* _Stated problem_:
Please copy, character for character, the entries between the line holding "y-tick-label: 80 (240, 65, 250, 75)" and the line holding "caption: (a) (117, 111, 127, 121)", both lines included.

* _Input rows_:
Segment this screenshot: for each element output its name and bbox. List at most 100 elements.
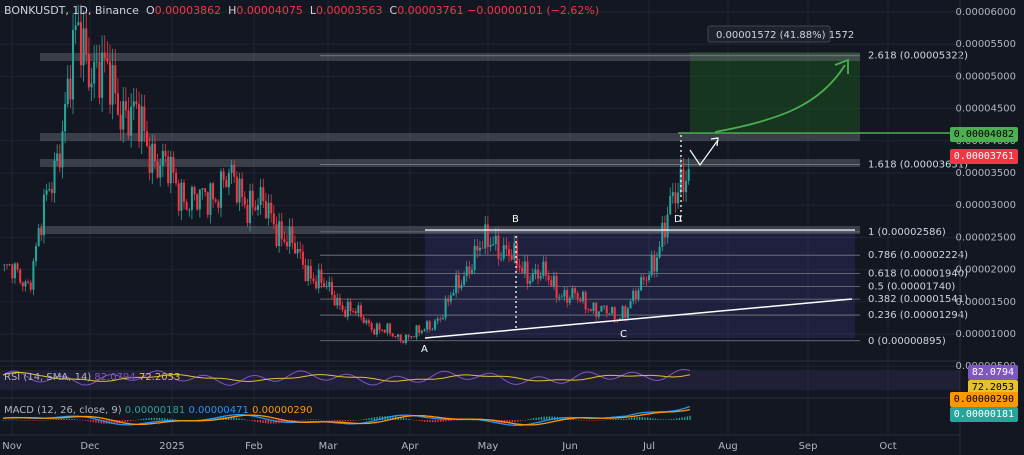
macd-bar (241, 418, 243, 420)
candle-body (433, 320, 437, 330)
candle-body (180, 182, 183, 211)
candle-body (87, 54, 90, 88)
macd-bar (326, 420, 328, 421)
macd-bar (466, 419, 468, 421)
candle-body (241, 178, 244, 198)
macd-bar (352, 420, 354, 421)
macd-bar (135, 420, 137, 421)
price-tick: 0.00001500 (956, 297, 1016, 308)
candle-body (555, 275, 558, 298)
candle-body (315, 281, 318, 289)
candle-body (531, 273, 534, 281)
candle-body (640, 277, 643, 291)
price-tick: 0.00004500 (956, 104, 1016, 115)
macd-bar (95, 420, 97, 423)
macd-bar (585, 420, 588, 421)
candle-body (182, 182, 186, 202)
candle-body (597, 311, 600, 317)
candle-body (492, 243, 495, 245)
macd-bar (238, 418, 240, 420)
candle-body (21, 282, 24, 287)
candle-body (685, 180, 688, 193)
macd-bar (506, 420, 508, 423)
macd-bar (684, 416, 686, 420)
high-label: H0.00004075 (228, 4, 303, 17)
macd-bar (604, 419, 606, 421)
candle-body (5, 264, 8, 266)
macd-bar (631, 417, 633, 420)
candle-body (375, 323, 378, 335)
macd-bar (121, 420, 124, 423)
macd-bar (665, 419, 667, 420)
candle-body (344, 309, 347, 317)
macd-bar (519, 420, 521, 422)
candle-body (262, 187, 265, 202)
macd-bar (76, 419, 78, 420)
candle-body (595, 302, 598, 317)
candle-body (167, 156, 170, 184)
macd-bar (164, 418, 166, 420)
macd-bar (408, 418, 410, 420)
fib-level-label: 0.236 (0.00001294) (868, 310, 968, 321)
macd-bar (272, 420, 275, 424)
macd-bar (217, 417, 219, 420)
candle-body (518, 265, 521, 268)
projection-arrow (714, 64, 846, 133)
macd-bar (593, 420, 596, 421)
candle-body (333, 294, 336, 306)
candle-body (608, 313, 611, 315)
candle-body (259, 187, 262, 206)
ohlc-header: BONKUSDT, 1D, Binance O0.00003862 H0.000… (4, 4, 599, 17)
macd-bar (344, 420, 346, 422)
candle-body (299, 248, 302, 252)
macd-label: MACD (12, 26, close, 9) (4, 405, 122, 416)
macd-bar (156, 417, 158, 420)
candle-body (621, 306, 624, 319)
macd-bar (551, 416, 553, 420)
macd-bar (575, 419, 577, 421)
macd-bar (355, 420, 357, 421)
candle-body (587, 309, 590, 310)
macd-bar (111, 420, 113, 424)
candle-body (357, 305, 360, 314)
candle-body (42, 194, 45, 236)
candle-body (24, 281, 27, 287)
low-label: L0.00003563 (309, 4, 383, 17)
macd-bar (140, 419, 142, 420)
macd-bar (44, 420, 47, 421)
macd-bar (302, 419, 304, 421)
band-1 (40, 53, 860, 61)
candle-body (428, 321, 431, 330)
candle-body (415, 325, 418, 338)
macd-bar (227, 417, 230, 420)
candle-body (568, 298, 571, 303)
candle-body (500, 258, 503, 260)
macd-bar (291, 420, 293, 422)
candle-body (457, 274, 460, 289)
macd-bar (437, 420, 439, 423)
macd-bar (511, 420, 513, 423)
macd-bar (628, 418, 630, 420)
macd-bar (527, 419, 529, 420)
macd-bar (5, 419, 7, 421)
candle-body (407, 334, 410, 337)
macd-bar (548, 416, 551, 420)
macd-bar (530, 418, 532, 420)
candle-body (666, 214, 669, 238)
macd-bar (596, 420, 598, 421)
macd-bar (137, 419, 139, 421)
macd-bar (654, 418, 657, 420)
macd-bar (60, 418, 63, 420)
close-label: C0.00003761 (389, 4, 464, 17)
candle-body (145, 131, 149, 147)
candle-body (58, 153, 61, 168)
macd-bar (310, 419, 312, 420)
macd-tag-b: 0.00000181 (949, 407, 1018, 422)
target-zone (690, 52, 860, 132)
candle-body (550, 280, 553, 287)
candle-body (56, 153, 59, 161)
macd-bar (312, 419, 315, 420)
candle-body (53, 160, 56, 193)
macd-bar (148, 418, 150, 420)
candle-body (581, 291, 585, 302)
...
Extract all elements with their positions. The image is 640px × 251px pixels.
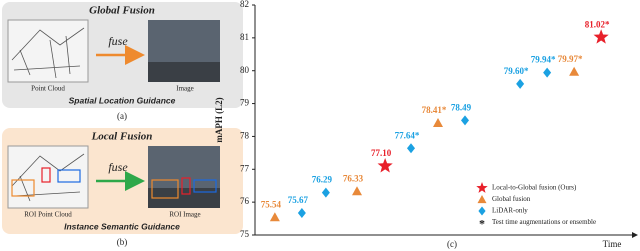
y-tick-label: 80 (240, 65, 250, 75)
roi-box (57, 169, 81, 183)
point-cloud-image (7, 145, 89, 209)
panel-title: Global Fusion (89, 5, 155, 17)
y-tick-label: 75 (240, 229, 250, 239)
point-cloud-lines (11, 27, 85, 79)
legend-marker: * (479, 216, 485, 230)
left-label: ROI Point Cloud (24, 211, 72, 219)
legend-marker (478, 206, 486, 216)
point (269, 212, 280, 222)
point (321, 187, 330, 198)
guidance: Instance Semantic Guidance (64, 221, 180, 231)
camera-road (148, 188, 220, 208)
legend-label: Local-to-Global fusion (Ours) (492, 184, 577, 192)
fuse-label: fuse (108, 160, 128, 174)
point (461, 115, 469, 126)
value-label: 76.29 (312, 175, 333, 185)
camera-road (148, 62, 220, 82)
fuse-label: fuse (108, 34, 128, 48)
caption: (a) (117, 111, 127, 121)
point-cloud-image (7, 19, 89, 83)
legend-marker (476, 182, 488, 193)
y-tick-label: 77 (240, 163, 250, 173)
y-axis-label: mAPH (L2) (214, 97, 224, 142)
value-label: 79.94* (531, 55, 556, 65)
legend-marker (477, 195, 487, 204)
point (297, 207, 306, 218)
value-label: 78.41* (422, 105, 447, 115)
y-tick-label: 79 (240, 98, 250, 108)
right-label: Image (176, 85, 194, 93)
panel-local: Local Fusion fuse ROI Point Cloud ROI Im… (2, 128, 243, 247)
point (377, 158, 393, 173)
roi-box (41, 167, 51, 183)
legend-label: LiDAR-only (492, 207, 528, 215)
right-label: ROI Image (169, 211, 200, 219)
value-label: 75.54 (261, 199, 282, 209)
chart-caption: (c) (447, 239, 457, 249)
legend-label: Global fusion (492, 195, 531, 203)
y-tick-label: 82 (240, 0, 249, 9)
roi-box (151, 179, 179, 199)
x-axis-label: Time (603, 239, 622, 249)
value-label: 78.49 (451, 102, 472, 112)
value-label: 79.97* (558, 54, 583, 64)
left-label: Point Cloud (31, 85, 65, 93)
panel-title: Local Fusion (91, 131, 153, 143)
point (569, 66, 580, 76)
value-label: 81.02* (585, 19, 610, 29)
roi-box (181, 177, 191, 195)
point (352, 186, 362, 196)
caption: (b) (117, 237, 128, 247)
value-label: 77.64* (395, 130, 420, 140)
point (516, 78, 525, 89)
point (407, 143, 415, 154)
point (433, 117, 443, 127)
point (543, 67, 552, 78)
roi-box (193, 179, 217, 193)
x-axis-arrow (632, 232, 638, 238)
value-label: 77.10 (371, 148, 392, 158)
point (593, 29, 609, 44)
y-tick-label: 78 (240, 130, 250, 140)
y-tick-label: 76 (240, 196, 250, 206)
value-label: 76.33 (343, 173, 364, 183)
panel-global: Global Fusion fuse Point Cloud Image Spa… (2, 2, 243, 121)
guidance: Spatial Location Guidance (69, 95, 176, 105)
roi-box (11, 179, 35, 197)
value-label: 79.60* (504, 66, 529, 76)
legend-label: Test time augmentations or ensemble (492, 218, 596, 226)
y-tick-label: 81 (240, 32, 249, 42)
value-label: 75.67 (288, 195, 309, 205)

* _Response to the task_:
y-tick-label: 80 (240, 65, 250, 75)
roi-box (57, 169, 81, 183)
point-cloud-image (7, 145, 89, 209)
panel-title: Global Fusion (89, 5, 155, 17)
y-tick-label: 75 (240, 229, 250, 239)
point-cloud-lines (11, 27, 85, 79)
legend-marker: * (479, 216, 485, 230)
left-label: ROI Point Cloud (24, 211, 72, 219)
legend-marker (478, 206, 486, 216)
point (269, 212, 280, 222)
point (321, 187, 330, 198)
guidance: Instance Semantic Guidance (64, 221, 180, 231)
camera-road (148, 188, 220, 208)
legend-label: Local-to-Global fusion (Ours) (492, 184, 577, 192)
fuse-label: fuse (108, 160, 128, 174)
point (461, 115, 469, 126)
value-label: 76.29 (312, 175, 333, 185)
camera-road (148, 62, 220, 82)
fuse-label: fuse (108, 34, 128, 48)
caption: (a) (117, 111, 127, 121)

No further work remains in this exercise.